= What needs to be done =
In this exercise, reproduce all the entries that follow exactly.

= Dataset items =
▬▬▬

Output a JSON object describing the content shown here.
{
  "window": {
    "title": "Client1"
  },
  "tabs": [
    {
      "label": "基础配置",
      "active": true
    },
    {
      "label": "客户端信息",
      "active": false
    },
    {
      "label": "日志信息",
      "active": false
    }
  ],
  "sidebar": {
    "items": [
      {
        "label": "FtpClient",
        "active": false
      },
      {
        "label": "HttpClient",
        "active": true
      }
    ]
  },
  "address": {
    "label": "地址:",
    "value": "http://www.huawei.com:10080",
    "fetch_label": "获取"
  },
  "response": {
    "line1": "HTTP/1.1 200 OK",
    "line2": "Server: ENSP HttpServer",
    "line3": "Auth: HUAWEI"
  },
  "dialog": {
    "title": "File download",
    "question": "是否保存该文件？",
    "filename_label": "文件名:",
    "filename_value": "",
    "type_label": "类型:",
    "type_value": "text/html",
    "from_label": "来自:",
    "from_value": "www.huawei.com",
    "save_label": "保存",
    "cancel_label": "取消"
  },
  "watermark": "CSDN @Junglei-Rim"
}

▬▬▬

= Complete response =
Output a JSON object describing the content shown here.
{
  "window": {
    "title": "Client1"
  },
  "tabs": [
    {
      "label": "基础配置",
      "active": true
    },
    {
      "label": "客户端信息",
      "active": false
    },
    {
      "label": "日志信息",
      "active": false
    }
  ],
  "sidebar": {
    "items": [
      {
        "label": "FtpClient",
        "active": false
      },
      {
        "label": "HttpClient",
        "active": true
      }
    ]
  },
  "address": {
    "label": "地址:",
    "value": "http://www.huawei.com:10080",
    "fetch_label": "获取"
  },
  "response": {
    "line1": "HTTP/1.1 200 OK",
    "line2": "Server: ENSP HttpServer",
    "line3": "Auth: HUAWEI"
  },
  "dialog": {
    "title": "File download",
    "question": "是否保存该文件？",
    "filename_label": "文件名:",
    "filename_value": "",
    "type_label": "类型:",
    "type_value": "text/html",
    "from_label": "来自:",
    "from_value": "www.huawei.com",
    "save_label": "保存",
    "cancel_label": "取消"
  },
  "watermark": "CSDN @Junglei-Rim"
}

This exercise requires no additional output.